— Begin DATA FOR THIS TASK —
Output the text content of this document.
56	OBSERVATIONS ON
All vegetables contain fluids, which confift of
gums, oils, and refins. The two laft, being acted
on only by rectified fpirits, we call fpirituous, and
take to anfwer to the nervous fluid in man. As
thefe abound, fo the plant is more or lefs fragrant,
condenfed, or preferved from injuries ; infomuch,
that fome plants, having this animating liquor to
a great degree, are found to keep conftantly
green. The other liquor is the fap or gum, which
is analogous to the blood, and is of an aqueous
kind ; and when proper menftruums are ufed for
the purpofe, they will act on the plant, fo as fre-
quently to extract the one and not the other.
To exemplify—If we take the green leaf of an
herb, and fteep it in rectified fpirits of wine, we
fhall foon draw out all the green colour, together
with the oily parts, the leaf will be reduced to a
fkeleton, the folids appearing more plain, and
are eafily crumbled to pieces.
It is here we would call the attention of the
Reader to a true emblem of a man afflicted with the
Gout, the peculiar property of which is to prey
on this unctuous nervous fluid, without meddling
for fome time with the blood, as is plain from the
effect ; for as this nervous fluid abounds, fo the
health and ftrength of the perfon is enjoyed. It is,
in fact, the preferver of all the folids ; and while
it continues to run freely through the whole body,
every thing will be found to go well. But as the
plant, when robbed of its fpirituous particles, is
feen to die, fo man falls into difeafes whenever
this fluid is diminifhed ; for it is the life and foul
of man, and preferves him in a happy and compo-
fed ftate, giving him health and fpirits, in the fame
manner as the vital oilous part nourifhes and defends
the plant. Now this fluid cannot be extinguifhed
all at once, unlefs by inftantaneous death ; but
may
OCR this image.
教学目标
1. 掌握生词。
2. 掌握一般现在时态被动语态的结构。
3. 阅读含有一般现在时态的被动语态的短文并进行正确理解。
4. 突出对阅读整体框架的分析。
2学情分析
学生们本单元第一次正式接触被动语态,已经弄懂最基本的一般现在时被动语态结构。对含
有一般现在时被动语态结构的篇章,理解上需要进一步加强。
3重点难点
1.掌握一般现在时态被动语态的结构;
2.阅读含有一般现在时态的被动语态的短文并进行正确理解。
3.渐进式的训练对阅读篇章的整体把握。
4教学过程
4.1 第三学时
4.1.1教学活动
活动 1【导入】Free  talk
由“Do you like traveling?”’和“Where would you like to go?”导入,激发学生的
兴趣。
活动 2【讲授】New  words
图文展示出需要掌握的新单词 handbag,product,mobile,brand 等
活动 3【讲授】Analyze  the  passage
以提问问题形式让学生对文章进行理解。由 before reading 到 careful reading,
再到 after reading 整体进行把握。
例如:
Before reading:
— End DATA FOR THIS TASK —
◆ PROBLEM DETAILS ◆
Search the lines for the string "fpirituous" and copy every line that has it.

◆ SOLUTION FOR THIS PROBLEM ◆
on only by rectified fpirits, we call fpirituous, and
plant, when robbed of its fpirituous particles, is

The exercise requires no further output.